__TEKS SUMBER__:
↓↓↓
1. Sejarah
a. Pendiri
Kerajaan Malaka didirikan
oleh Parameswara
antara
tahun
1380-1403 M. Parameswara
berasal dari
Sriwijaya,
dan merupakan
putra Raja
Sam Agi. Saat itu, ia masih menganut
agama Hindu.
Ia melarikan diri ke Malaka karena
kerajaannya di Sumatera
runtuh akibat
diserang Majapahit. Pada saat Malaka didirikan, di
situ terdapat penduduk asli dari Suku Laut yang hidup sebagai nelayan. Mereka berjumlah lebih kurang tiga
puluh keluarga. Raja dan pengikutnya adalah rombongan pendatang yang
memiliki tingkat kebudayaan yang jauh
lebih tinggi,
karena itu,
mereka berhasil mempengaruhi
masyarakat asli. Kemudian,
bersama penduduk asli tersebut, rombongan pendatang mengubah Malaka menjadi sebuah kota yang ramai. Selain menjadikan kota tersebut sebagai pusat perdagangan,
rombongan
pendatang juga mengajak penduduk
asli
menanam tanaman yang belum pernah
mereka kenal sebelumnya, seperti tebu, pisang, dan rempah-rempah.
Rombongan pendatang juga telah menemukan biji-biji timah di
daratan. Dalam perkembangannya, kemudian terjalin hubungan perdagangan yang
ramai dengan daratan Sumatera. Salah satu komoditas penting yang diimpor Malaka dari Sumatera saat itu
adalah beras. Malaka amat bergantung pada Sumatera dalam memenuhi kebutuhan beras ini,
karena
persawahan dan perladangan tidak dapat dikembangkan di Malaka. Hal ini kemungkinan disebabkan teknik
bersawah
yang belum mereka
pahami,
atau mungkin
karena
perhatian mereka
lebih tercurah pada
sektor
perdagangan, dengan posisi geografis
strategis
yang mereka miliki.
↑↑↑
__TUGAS__:
1. Tentukan apakah setiap pernyataan berikut sesuai dengan teks tentang Kerajaan Malaka. Jawab ya atau tidak, lalu kutip kata-kata penentunya dari teks: (a) Parameswara masih menganut agama Hindu saat itu; (b) penduduk asli Malaka berjumlah sekitar tiga ratus keluarga; (c) Malaka mendatangkan beras dari Sumatera.
2. Teruskan teks tentang Kerajaan Malaka, dimulai tepat setelah kalimat terakhirnya.
Baris-baris di bawah ini tidak diperlukan.

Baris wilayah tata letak
↓↓↓
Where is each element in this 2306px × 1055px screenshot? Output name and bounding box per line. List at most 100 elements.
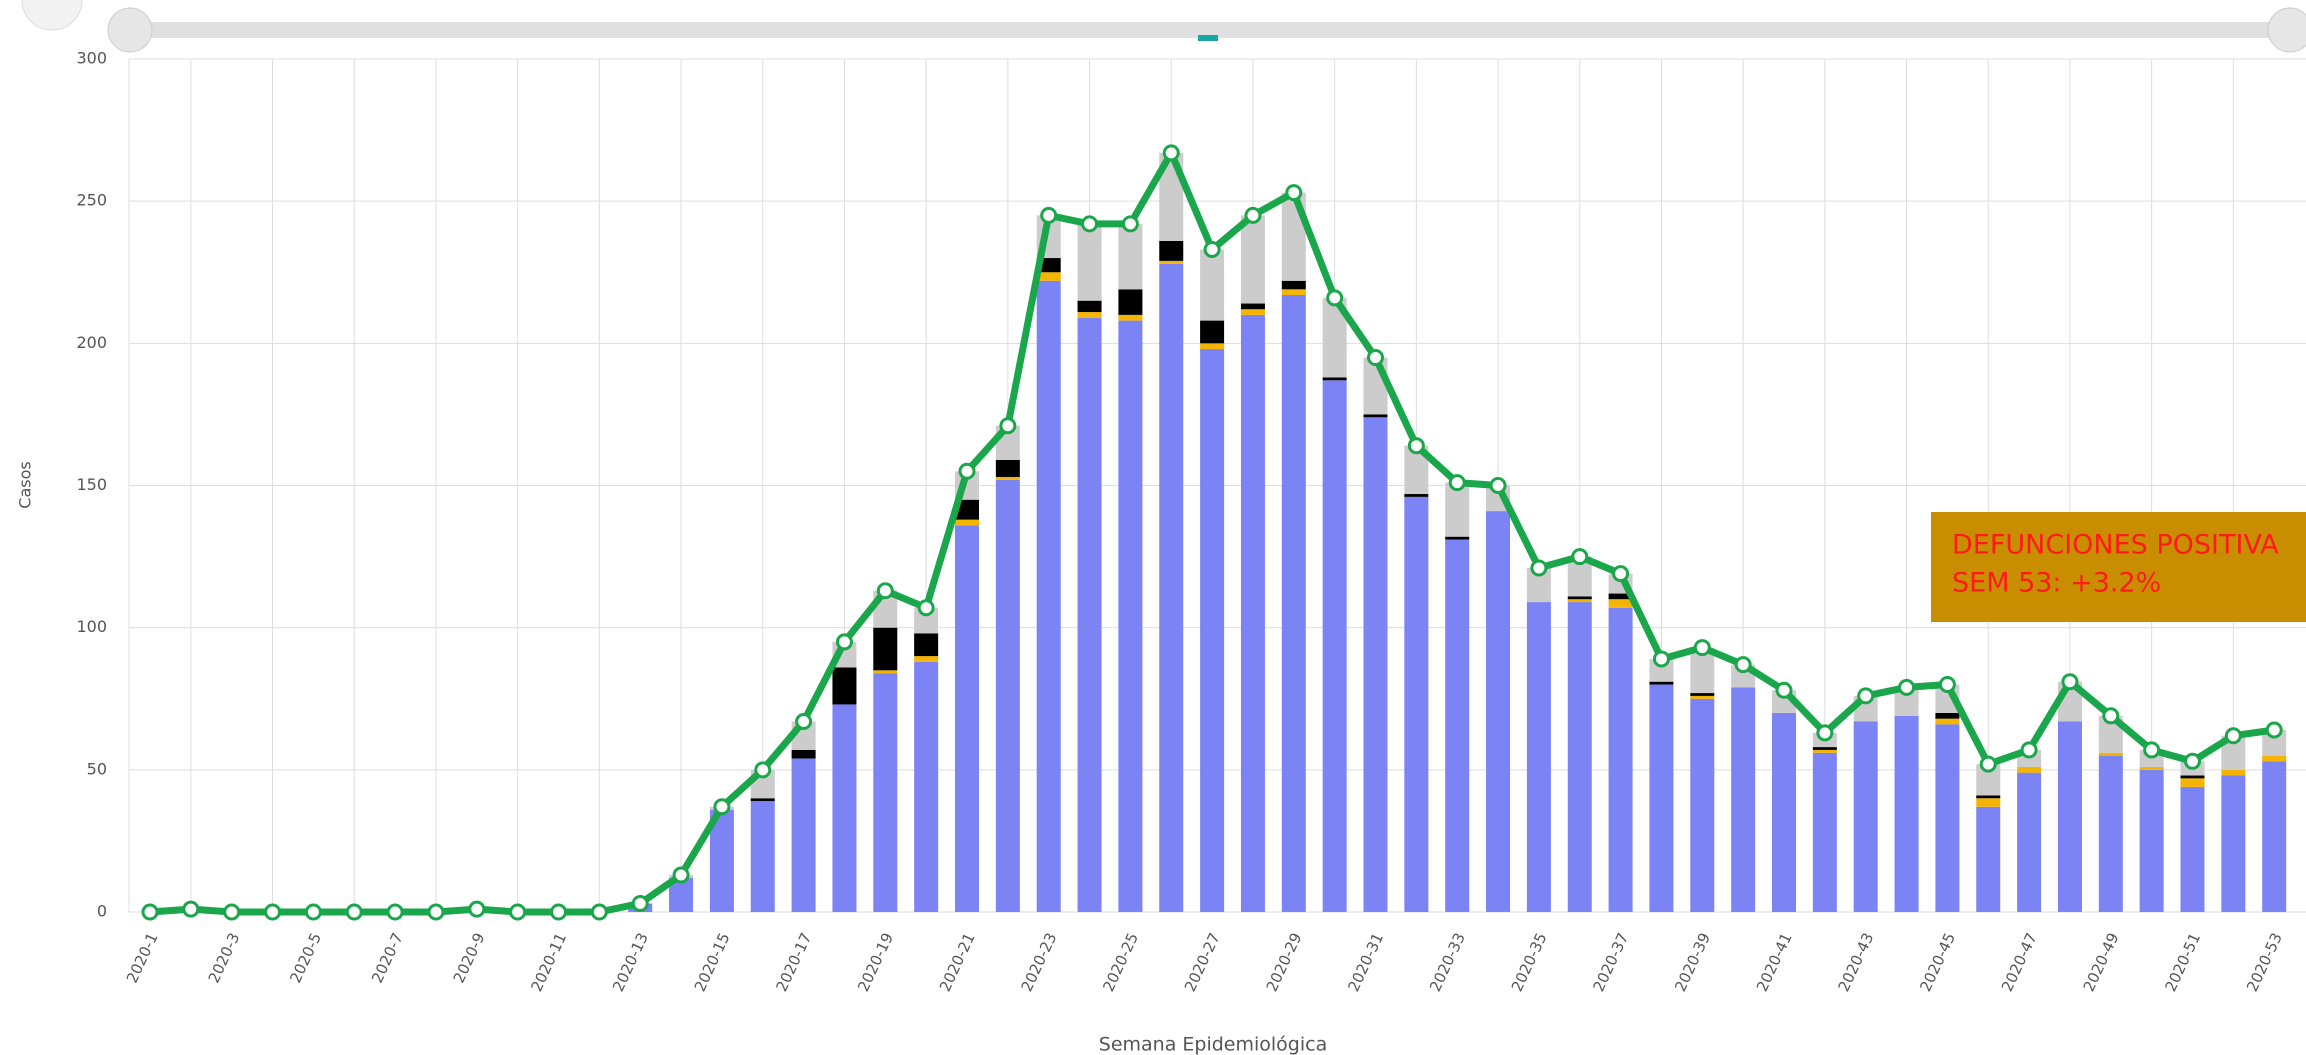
bar-segment	[1486, 511, 1511, 912]
bar-segment	[1526, 602, 1551, 912]
bar-segment	[1281, 289, 1306, 295]
x-tick-label: 2020-25	[1099, 930, 1142, 994]
bar-segment	[1690, 695, 1715, 699]
bar-segment	[1036, 280, 1061, 912]
bar-segment	[1690, 698, 1715, 912]
bar-segment	[1200, 320, 1225, 344]
bar-segment	[873, 673, 898, 912]
slider-handle[interactable]	[107, 7, 153, 53]
download-button[interactable]	[21, 0, 83, 31]
bar-segment	[1935, 712, 1960, 719]
bar-segment	[1240, 314, 1265, 912]
bar-segment	[914, 661, 939, 912]
line-marker	[1816, 724, 1834, 742]
bar-segment	[914, 633, 939, 657]
bar-segment	[1118, 223, 1143, 290]
bar-segment	[2098, 755, 2123, 912]
range-slider[interactable]	[130, 22, 2290, 38]
line-marker	[713, 798, 731, 816]
slider-handle[interactable]	[2267, 7, 2306, 53]
bar-segment	[1812, 752, 1837, 912]
annotation-text: DEFUNCIONES POSITIVA	[1952, 530, 2279, 561]
x-tick-label: 2020-31	[1344, 930, 1387, 994]
line-marker	[2184, 752, 2201, 770]
line-marker	[427, 903, 445, 921]
line-marker	[1081, 215, 1099, 233]
x-tick-label: 2020-15	[691, 930, 734, 994]
bar-segment	[995, 479, 1020, 912]
bar-segment	[1812, 747, 1837, 750]
x-tick-label: 2020-7	[368, 930, 407, 986]
y-tick-label: 300	[76, 49, 107, 68]
line-marker	[2265, 721, 2283, 739]
bar-segment	[2221, 775, 2246, 912]
bar-segment	[1200, 249, 1225, 321]
line-marker	[999, 417, 1017, 435]
line-marker	[1040, 206, 1058, 224]
bar-segment	[1608, 599, 1633, 608]
bar-segment	[2139, 766, 2164, 770]
x-tick-label: 2020-1	[123, 930, 162, 986]
bar-segment	[1077, 300, 1102, 313]
line-marker	[1571, 548, 1589, 566]
bar-segment	[2017, 766, 2042, 773]
line-marker	[1162, 144, 1180, 162]
line-marker	[1285, 184, 1303, 202]
x-tick-label: 2020-37	[1589, 930, 1632, 994]
x-axis-label: Semana Epidemiológica	[1099, 1034, 1327, 1055]
line-marker	[2224, 727, 2242, 745]
line-marker	[468, 900, 486, 918]
bar-segment	[1118, 289, 1143, 315]
bar-segment	[1935, 724, 1960, 912]
bar-segment	[1976, 798, 2001, 807]
line-marker	[1203, 241, 1221, 259]
bar-segment	[1935, 718, 1960, 725]
bar-segment	[1118, 320, 1143, 912]
line-marker	[141, 903, 159, 921]
line-marker	[509, 903, 527, 921]
line-marker	[386, 903, 404, 921]
bar-segment	[1812, 749, 1837, 753]
bar-segment	[1281, 294, 1306, 912]
bar-segment	[955, 525, 979, 912]
annotation-box	[1931, 512, 2306, 622]
bar-segment	[1240, 215, 1265, 304]
bar-segment	[873, 627, 898, 671]
bar-segment	[1240, 303, 1265, 310]
line-marker	[631, 894, 649, 912]
line-marker	[958, 462, 976, 480]
x-tick-label: 2020-41	[1753, 930, 1796, 994]
x-tick-label: 2020-49	[2080, 930, 2123, 994]
line-marker	[2143, 741, 2161, 759]
line-marker	[1979, 755, 1997, 773]
line-marker	[264, 903, 282, 921]
slider-indicator	[1198, 35, 1218, 41]
bar-segment	[2180, 775, 2205, 779]
x-tick-label: 2020-5	[286, 930, 325, 986]
bar-segment	[995, 476, 1020, 480]
bar-segment	[1322, 380, 1347, 913]
line-marker	[550, 903, 567, 921]
x-tick-label: 2020-3	[205, 930, 244, 986]
bar-segment	[914, 656, 939, 662]
bar-segment	[1363, 357, 1388, 415]
bar-segment	[1731, 687, 1756, 912]
line-marker	[1734, 656, 1752, 674]
bar-segment	[1159, 240, 1184, 261]
bar-segment	[1649, 684, 1674, 912]
line-marker	[1448, 474, 1466, 492]
line-marker	[1326, 289, 1344, 307]
line-marker	[1857, 687, 1875, 705]
line-marker	[754, 761, 772, 779]
bar-segment	[1445, 482, 1470, 537]
x-tick-label: 2020-21	[936, 930, 979, 994]
x-tick-label: 2020-33	[1426, 930, 1469, 994]
y-tick-label: 250	[76, 191, 107, 210]
x-tick-label: 2020-45	[1916, 930, 1959, 994]
line-marker	[1612, 565, 1630, 583]
x-tick-label: 2020-35	[1508, 930, 1551, 994]
line-marker	[1938, 676, 1956, 694]
x-tick-label: 2020-47	[1998, 930, 2041, 994]
line-marker	[835, 633, 853, 651]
↑↑↑
__HASIL YANG DIHARAPKAN__:
1.
(a) Ya: "Saat itu, ia masih menganut agama Hindu."
(b) Tidak: "Mereka berjumlah lebih kurang tiga puluh keluarga."
(c) Ya: "Salah satu komoditas penting yang diimpor Malaka dari Sumatera saat itu adalah beras."

2.
Berkaitan dengan asal usul nama Malaka, bisa dirunut dari kisah berikut. Menurut Sejarah Melayu (Malay Annals) yang ditulis Tun Sri Lanang pada tahun 1565, Parameswara melarikan
diri dari Tumasik, karena diserang oleh Siam. Dalam pelarian tersebut, ia sampai ke Muar, tetapi ia diganggu biawak yang tidak terkira banyaknya. Kemudian ia pindah ke Burok dan mencoba
untuk
bertahan
disitu,
tapi
gagal. Kemudian Parameswara berpindah
ke Sening
Ujong hingga
kemudian sampai
di Sungai Bertam, sebuah
tempat
yang terletak di pesisir pantai. Orang-orang Seletar yang mendiami kawasan tersebut kemudian meminta
Parameswara
menjadi raja. Suatu ketika, ia pergi berburu. Tak disangka, dalam perburuan
tersebut, ia melihat salah satu anjing buruannya ditendang oleh seekor pelanduk. Ia sangat terkesan dengan keberanian pelanduk tersebut. Saat itu, ia
sedang berteduh di bawah pohon Malaka. Maka, kawasan tersebut kemudian ia namakan Malaka.
Dalam versi lain, dikatakan bahwa sebenarnya nama Malaka berasal dari bahasa Arab Malqa, artinya tempat bertemu.
Disebut demikian,
karena
di tempat inilah
para
pedagang dari berbagai negeri bertemu dan melakukan transaksi niaga. Demikianlah, entah versi mana yang benar, atau boleh jadi, ada versi lain yang berkembang di masyarakat.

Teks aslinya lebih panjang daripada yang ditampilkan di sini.